### [THE REQUEST]
Below you will find a set of lines. Repeat them all exactly.
- - -
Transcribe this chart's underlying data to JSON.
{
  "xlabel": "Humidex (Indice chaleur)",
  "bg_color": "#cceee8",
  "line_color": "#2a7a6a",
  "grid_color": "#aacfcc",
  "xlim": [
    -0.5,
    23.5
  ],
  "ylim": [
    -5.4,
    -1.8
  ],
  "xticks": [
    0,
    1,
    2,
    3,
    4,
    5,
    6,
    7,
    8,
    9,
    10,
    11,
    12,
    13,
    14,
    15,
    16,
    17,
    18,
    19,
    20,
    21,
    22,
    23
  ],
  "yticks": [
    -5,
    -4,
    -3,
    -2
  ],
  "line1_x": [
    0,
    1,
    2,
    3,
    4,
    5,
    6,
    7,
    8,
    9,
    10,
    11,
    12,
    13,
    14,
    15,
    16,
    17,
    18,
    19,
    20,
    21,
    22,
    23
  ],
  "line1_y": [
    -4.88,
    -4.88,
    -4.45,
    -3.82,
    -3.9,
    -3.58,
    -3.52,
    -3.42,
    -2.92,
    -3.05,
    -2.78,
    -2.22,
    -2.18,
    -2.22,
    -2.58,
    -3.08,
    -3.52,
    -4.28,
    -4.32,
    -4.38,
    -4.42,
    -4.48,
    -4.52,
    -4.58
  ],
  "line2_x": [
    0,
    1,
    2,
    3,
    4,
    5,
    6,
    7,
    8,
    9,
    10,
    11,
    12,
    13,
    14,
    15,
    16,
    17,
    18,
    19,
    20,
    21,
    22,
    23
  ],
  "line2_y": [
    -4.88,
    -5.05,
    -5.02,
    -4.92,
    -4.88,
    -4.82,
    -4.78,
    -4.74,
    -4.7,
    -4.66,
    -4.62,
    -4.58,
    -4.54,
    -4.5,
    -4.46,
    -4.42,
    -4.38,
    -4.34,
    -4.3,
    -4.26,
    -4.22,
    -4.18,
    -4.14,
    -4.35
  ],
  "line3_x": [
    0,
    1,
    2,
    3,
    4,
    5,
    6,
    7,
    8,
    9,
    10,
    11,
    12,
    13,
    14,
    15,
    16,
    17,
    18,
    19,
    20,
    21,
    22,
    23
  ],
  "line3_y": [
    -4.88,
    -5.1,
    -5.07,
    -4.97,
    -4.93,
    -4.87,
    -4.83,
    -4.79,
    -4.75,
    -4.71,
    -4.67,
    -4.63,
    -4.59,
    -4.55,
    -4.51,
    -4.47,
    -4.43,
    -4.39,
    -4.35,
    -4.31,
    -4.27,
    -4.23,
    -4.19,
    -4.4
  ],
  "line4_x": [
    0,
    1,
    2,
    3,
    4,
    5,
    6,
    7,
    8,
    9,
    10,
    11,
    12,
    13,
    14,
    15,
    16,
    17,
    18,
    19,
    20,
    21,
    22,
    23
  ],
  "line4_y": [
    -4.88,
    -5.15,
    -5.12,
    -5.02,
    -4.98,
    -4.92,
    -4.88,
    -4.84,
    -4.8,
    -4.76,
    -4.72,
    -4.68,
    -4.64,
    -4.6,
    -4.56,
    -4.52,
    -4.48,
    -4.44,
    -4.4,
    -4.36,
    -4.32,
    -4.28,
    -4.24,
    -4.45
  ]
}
- - -
### [CORRECT OUTPUT]
Transcribe this chart's underlying data to JSON.
{
  "xlabel": "Humidex (Indice chaleur)",
  "bg_color": "#cceee8",
  "line_color": "#2a7a6a",
  "grid_color": "#aacfcc",
  "xlim": [
    -0.5,
    23.5
  ],
  "ylim": [
    -5.4,
    -1.8
  ],
  "xticks": [
    0,
    1,
    2,
    3,
    4,
    5,
    6,
    7,
    8,
    9,
    10,
    11,
    12,
    13,
    14,
    15,
    16,
    17,
    18,
    19,
    20,
    21,
    22,
    23
  ],
  "yticks": [
    -5,
    -4,
    -3,
    -2
  ],
  "line1_x": [
    0,
    1,
    2,
    3,
    4,
    5,
    6,
    7,
    8,
    9,
    10,
    11,
    12,
    13,
    14,
    15,
    16,
    17,
    18,
    19,
    20,
    21,
    22,
    23
  ],
  "line1_y": [
    -4.88,
    -4.88,
    -4.45,
    -3.82,
    -3.9,
    -3.58,
    -3.52,
    -3.42,
    -2.92,
    -3.05,
    -2.78,
    -2.22,
    -2.18,
    -2.22,
    -2.58,
    -3.08,
    -3.52,
    -4.28,
    -4.32,
    -4.38,
    -4.42,
    -4.48,
    -4.52,
    -4.58
  ],
  "line2_x": [
    0,
    1,
    2,
    3,
    4,
    5,
    6,
    7,
    8,
    9,
    10,
    11,
    12,
    13,
    14,
    15,
    16,
    17,
    18,
    19,
    20,
    21,
    22,
    23
  ],
  "line2_y": [
    -4.88,
    -5.05,
    -5.02,
    -4.92,
    -4.88,
    -4.82,
    -4.78,
    -4.74,
    -4.7,
    -4.66,
    -4.62,
    -4.58,
    -4.54,
    -4.5,
    -4.46,
    -4.42,
    -4.38,
    -4.34,
    -4.3,
    -4.26,
    -4.22,
    -4.18,
    -4.14,
    -4.35
  ],
  "line3_x": [
    0,
    1,
    2,
    3,
    4,
    5,
    6,
    7,
    8,
    9,
    10,
    11,
    12,
    13,
    14,
    15,
    16,
    17,
    18,
    19,
    20,
    21,
    22,
    23
  ],
  "line3_y": [
    -4.88,
    -5.1,
    -5.07,
    -4.97,
    -4.93,
    -4.87,
    -4.83,
    -4.79,
    -4.75,
    -4.71,
    -4.67,
    -4.63,
    -4.59,
    -4.55,
    -4.51,
    -4.47,
    -4.43,
    -4.39,
    -4.35,
    -4.31,
    -4.27,
    -4.23,
    -4.19,
    -4.4
  ],
  "line4_x": [
    0,
    1,
    2,
    3,
    4,
    5,
    6,
    7,
    8,
    9,
    10,
    11,
    12,
    13,
    14,
    15,
    16,
    17,
    18,
    19,
    20,
    21,
    22,
    23
  ],
  "line4_y": [
    -4.88,
    -5.15,
    -5.12,
    -5.02,
    -4.98,
    -4.92,
    -4.88,
    -4.84,
    -4.8,
    -4.76,
    -4.72,
    -4.68,
    -4.64,
    -4.6,
    -4.56,
    -4.52,
    -4.48,
    -4.44,
    -4.4,
    -4.36,
    -4.32,
    -4.28,
    -4.24,
    -4.45
  ]
}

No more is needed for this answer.